これらの項目に当てはまる状況の時、ContentProviderが推奨されているようです。
ContentProviderクラス
ContentProviderを実際に使うには、ContentProviderクラスを実装したクラスを用意することが必要です。そのインスタンスは様々な処理を経て、デバイスのデータへアクセスすることが可能になります。その際に用いられるメソッドとして、6つの必須メソッドが存在します。以下でそのそれぞれについて解説していきます。
query()
このメソッドはプロバイダからデータを取得する際に使用されます。実装すると以下のようになるはずです。
override fun query(
uri: Uri,
projection: Array<out String>?,
selection: String?,
selectionArgs: Array<out String>?,
sortOrder: String?
): Cursor? {
}
引数それぞれについて解説していきます。uri
はqueryメソッドを使って取り出したいデータがあるデータベースのURIです。具体的には、content://パッケージ名.provider/テーブル名
で該当するテーブルに、content://パッケージ名.provider/テーブル名/ID
で該当するテーブルの該当するIDを持つ行にアクセスすることが出来ます。projection
は対象とするテーブルのカラム名を持つ文字列配列で、queryはここで指定したカラムのデータのみを取得します。selection
はSQLのWHERE文における、WHERE =
に続く文字列を渡してあげることで、テーブルに対してWHERE文を使ってデータの選択を行うことが出来ます。selectionArgs
もselection
と同じ類のものですが、SQLインジェクションを防ぐためのもので、selection
と連携して使います。本筋とはズレてしまうので、詳しい説明は割愛で。setOrder
は取得したデータにおける行の順番を入れ替えることが出来ます。ORDER BY
に相当する指定を行うことが可能で、例えばCOLUMN_NAME ASC
という文字列を渡したとすると、返ってくるデータはCOLUMN_NAME
というカラムが昇順になるよう順番が入れ替えられます。

####################

> _課題_: ContentProviderについての抜粋文によると、ContentProviderクラスには必須のメソッドがいくつありますか。

> _データセットの項目_:

####################

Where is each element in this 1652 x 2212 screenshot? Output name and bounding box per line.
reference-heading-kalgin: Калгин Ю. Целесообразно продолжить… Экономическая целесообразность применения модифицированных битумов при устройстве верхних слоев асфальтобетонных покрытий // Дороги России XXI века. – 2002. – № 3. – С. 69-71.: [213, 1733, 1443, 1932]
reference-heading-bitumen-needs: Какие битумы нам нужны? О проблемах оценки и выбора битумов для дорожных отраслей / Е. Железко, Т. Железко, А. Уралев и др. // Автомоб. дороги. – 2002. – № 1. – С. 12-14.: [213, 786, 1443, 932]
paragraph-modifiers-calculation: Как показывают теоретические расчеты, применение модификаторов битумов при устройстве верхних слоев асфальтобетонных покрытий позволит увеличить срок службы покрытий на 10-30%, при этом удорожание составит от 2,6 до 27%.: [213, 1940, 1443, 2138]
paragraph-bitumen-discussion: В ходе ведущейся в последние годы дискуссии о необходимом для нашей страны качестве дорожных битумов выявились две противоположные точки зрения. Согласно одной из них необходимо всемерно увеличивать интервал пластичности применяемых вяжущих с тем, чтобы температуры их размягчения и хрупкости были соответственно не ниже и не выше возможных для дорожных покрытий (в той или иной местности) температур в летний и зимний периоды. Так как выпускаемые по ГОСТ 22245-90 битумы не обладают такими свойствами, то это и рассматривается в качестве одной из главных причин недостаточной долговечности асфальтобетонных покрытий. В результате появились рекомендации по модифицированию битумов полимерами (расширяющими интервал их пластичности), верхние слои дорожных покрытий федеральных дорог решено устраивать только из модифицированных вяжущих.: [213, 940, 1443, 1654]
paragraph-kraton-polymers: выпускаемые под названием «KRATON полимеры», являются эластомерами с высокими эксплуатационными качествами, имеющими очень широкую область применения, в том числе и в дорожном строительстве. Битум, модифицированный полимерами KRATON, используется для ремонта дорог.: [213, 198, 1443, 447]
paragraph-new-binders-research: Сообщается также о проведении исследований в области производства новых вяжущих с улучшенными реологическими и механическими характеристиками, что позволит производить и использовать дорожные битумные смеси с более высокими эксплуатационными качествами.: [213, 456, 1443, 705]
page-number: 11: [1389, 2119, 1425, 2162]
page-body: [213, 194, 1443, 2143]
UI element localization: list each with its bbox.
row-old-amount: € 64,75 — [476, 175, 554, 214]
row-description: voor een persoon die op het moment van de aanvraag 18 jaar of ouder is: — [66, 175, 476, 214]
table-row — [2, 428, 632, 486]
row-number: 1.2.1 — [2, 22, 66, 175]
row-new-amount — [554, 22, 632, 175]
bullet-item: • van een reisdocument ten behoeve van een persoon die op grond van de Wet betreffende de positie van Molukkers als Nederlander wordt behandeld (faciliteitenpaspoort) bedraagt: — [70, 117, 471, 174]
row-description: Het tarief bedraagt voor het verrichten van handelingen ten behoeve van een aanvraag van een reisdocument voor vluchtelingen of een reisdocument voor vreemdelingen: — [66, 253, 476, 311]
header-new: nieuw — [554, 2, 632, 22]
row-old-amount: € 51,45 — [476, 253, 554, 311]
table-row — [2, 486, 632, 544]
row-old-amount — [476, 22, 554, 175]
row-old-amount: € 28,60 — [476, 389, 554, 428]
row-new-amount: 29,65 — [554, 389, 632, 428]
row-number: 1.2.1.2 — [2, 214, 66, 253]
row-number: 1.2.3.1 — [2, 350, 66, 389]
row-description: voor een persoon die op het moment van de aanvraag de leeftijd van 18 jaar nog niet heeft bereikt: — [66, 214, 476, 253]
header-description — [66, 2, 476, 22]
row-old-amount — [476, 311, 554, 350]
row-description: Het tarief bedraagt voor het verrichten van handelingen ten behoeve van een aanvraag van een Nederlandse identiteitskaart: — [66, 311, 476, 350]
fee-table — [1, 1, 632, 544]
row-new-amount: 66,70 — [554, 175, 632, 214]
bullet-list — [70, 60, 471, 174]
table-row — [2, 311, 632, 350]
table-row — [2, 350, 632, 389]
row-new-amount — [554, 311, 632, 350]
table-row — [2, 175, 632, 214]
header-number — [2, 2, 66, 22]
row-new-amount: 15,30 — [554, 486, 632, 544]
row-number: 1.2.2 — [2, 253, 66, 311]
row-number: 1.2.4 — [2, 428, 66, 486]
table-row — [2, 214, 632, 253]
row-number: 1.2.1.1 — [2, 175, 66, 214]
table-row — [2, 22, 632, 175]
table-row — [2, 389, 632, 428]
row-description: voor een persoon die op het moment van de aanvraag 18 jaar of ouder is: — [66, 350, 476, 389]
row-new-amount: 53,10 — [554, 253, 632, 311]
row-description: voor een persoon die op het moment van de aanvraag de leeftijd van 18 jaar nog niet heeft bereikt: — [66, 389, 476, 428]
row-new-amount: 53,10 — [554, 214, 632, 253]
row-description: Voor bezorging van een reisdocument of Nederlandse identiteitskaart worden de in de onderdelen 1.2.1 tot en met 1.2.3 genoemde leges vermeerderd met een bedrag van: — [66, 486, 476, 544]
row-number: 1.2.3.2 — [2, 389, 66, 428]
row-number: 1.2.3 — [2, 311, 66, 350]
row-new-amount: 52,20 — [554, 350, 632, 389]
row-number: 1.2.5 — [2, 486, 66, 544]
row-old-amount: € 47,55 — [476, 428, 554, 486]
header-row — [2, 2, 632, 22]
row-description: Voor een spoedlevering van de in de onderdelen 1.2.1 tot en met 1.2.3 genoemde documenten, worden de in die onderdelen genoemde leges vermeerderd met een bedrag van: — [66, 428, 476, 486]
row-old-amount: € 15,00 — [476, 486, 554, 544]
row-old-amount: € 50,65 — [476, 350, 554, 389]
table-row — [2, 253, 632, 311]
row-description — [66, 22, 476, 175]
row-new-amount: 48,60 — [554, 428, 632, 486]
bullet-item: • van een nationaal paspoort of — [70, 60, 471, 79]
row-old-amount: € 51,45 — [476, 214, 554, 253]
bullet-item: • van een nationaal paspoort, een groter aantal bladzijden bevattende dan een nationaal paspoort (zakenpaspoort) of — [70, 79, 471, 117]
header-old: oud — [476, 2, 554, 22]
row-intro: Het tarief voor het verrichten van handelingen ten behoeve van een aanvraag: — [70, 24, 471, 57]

####################

> _解答_: 必須のメソッドは6つあります。